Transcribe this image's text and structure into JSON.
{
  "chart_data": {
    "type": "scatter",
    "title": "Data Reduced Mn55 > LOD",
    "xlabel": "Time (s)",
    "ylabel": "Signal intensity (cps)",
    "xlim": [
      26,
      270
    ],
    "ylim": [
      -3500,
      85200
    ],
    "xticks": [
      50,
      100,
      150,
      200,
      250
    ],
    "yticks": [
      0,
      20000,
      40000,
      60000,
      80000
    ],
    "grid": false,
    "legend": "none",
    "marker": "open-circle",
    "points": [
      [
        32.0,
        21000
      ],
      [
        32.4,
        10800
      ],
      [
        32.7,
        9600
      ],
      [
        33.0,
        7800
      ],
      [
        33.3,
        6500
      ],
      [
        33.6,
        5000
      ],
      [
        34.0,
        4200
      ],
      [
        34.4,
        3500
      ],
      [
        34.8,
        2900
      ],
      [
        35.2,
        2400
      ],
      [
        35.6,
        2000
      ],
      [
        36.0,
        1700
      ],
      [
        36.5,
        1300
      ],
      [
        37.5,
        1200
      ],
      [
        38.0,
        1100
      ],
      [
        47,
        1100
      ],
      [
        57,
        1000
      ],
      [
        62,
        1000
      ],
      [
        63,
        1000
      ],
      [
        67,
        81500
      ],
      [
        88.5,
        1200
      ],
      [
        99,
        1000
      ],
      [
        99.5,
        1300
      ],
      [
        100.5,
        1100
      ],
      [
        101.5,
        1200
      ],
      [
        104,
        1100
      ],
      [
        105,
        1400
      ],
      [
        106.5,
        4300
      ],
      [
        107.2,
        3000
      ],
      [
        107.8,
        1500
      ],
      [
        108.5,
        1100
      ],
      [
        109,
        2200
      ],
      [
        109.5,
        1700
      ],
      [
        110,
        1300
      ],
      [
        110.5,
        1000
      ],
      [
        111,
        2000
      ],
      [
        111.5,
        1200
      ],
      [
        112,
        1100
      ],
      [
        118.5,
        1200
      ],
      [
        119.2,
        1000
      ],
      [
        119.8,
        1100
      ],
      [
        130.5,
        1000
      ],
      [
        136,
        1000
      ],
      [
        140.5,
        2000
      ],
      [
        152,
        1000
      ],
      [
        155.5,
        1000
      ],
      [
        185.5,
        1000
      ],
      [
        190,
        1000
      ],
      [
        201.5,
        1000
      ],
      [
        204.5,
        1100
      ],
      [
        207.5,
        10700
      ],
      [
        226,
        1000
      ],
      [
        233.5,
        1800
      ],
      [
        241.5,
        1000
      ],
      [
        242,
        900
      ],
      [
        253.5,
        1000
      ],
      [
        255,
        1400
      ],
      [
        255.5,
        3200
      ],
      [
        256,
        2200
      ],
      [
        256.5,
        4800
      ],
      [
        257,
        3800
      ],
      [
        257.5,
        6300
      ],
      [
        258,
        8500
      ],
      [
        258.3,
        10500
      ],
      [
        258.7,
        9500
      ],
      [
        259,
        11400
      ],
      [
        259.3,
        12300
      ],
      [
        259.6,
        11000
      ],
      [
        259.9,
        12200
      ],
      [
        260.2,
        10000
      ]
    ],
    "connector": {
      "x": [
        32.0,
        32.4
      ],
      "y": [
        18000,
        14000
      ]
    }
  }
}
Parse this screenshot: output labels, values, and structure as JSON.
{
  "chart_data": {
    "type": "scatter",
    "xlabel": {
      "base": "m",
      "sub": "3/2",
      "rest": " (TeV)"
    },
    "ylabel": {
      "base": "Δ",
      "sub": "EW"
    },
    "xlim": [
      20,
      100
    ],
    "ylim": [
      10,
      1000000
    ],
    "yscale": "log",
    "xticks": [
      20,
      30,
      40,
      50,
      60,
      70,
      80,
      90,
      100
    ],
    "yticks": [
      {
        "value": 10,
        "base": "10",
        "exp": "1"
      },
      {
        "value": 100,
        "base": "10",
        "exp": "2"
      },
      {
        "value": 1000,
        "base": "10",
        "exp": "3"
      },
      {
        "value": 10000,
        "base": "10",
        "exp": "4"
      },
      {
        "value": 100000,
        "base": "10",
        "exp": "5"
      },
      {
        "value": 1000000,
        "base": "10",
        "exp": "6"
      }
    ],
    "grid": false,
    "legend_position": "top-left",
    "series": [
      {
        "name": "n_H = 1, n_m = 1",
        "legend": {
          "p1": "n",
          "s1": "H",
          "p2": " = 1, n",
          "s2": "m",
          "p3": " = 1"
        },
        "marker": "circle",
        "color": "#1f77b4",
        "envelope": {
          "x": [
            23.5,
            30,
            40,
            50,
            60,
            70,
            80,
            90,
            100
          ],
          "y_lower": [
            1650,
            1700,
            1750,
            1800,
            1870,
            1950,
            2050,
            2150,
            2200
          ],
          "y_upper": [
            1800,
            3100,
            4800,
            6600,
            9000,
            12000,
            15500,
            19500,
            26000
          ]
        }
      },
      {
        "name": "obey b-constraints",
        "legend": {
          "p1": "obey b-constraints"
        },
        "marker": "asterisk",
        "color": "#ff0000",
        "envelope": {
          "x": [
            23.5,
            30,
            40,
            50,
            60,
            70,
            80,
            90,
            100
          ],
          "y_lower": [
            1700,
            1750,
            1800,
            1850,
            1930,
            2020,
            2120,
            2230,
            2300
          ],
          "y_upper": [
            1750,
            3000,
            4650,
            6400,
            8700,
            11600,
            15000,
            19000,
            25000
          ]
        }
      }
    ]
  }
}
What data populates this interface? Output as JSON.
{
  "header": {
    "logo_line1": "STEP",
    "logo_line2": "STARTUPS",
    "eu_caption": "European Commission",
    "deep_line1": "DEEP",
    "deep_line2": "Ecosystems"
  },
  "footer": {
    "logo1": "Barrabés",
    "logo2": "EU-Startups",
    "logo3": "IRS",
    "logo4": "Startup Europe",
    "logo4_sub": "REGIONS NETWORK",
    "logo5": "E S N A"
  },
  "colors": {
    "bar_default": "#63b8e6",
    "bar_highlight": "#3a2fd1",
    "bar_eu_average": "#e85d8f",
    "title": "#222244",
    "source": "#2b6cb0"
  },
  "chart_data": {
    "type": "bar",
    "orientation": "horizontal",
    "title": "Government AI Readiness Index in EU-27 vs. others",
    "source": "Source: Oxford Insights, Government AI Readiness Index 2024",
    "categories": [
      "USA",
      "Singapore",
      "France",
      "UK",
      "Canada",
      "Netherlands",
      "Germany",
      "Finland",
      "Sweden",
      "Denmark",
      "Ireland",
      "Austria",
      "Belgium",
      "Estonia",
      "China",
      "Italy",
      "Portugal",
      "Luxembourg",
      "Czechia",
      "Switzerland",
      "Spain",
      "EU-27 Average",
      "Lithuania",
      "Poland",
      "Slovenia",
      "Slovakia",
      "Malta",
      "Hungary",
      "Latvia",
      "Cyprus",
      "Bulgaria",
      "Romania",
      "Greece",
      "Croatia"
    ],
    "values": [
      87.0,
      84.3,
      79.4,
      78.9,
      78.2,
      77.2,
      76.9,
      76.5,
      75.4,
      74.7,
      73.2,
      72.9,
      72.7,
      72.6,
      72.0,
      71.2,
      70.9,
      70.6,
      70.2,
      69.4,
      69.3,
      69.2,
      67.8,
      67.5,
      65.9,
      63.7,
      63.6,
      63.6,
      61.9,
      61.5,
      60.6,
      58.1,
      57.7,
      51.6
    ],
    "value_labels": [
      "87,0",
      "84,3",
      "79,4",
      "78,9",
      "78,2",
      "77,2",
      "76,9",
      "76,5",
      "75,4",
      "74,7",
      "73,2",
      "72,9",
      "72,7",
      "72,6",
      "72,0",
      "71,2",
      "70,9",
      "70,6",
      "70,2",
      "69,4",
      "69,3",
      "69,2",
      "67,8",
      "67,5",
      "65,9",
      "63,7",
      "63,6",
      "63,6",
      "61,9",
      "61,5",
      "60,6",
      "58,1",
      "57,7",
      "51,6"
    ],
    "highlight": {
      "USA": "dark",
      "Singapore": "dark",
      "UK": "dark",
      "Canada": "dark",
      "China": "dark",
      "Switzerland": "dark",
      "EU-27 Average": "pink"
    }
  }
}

* * * * * * *

• TASK REQUIREMENTS:
From the listing above, copy all lines holding the word "values".

• RESULT OF THE EXERCISE:
Parse this screenshot: output labels, values, and structure as JSON.
    "values": [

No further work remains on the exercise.